THE PROBLEM
Keep writing the column on tipping from the point where it stops.

SUPPLIED TEXT

Tiptoeing into a minefield

Photo by Leslie Dinaberg

Photo by Leslie Dinaberg

Tipping may not be a city in China, but it sure feels like I’m in foreign territory when I get out my wallet. I understand restaurants, but everything else feels a little like…well, China.

Hairdressers and hotel maids are confusing enough, but those ubiquitous countertop jars really get on my nerves. Especially the ones with passive- aggressive little sayings like “Support Counter Intelligence” or “Fear Change? Leave it Here.”

In some cases, like when I order my latte, I’m giving a tip with no guarantee of even getting my coffee, let alone having it served in an efficient and friendly manner. It’s a pre-tip.

I feel guilty not leaving anything, but I feel violated leaving a dollar pre-tip on an already overpriced $5 cup of coffee.

Especially if it’s cold.

If I do decide to leave a pre-tip, it’s more of a reflection on whether or not I’m having a good hair day, a happy bank account day or a right amount of caffeine day, than it is a reflection on the actually quality of service rendered.

But what am I going to do if the service is bad? Fish my dollar out of the jar? Heaven forbid the barista, or the people in line that I don’t know and will probably never see again, might think I was crazy, or worse yet – cheap!

My discomfort with tipping goes back to my Grandpa Jules, who, upon being seated at a restaurant, used to put an enormous pile of bills on the table and tell the server, “I will guarantee you this tip if the service is perfect, but every time you make a mistake I’m going to take some money away.”

Nothing like having a guarantee that your food will arrive to your table swimming in spit. Yum. It’s no wonder that my sister and I feigned illness before going out to dinner with him, and afterward actually became ill from the combination of embarrassment and server saliva.

DATASET
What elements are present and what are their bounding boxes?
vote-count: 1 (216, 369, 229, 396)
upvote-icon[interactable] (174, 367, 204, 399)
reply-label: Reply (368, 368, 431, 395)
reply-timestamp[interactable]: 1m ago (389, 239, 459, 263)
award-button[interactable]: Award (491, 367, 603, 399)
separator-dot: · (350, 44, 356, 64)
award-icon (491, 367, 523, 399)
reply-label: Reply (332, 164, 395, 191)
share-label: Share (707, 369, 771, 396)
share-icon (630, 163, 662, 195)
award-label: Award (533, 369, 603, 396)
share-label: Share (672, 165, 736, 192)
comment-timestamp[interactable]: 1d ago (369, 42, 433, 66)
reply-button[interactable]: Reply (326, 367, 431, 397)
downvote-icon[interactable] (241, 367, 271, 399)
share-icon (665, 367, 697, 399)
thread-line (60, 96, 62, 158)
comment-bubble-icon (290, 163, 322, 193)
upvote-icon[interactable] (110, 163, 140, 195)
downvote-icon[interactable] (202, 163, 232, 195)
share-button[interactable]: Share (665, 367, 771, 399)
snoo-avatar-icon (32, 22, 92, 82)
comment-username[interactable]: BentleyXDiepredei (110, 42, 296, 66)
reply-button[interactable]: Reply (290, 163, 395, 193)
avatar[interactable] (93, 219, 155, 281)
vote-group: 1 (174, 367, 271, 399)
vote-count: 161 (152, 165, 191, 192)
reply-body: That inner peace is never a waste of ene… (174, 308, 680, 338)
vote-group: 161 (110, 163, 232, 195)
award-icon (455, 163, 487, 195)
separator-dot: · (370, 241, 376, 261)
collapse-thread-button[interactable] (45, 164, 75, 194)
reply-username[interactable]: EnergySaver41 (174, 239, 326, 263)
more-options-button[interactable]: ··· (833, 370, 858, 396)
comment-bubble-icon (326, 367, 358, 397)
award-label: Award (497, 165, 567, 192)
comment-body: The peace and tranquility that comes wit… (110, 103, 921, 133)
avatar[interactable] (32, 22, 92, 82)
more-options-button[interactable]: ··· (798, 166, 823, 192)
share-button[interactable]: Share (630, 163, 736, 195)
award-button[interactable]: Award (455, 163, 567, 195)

ANSWER AREA
Mind-boggling revenge fantasies are being played out in restaurant kitchens every day. If you don’t believe me, check out the war stories on www.stainedapron.com or www.bitterwaitress.com. There is even something I’ve long-feared, but never had proof of until now: the “Sh*tty Tipper Database.”

I knew it!

I remember being taught as a kid (by my other Grandpa, Alex) that tip stood for “to insure promptness,” and 15 percent was what you tipped for good service, while 20 percent was what you gave for excellence.

If the “18 percent gratuity added” line on the bill from a recent dinner with “a party of six or more” is any indication, my Grandfather’s relatively simple calculations have now gone the way of the 4.0 straight A grade-point- average.

In case you need to know what to tip the cabin steward on your next transatlantic cruise, or the Keno runner on your next tip to Vegas, there are tipping guides galore-including a bunch of apps–but is there anyone who isn’t confused about tips when you’re picking up takeout? Especially when you’re paying by credit card in a place that normally has table service?

The cashier is staring at you, and so is that empty tip line, just waiting to be totaled. You’d feel like a real jerk if you zero it out, but it seems ridiculous to give more than a dollar or two to someone who took a bag and walked it from the kitchen. Yet a dollar feels like an awfully small tip on a $27 meal. Yet if you figure out how many words you had to write just to earn that dollar, and then you think about the poor cashier, who probably gets paid minimum wage and is sending money home to her family in China … well, it’s enough to make you want to move to China.

I hear that real estate is cheap in the city of Tipping, which according to my Atlas is perched on the riverbank of Denial.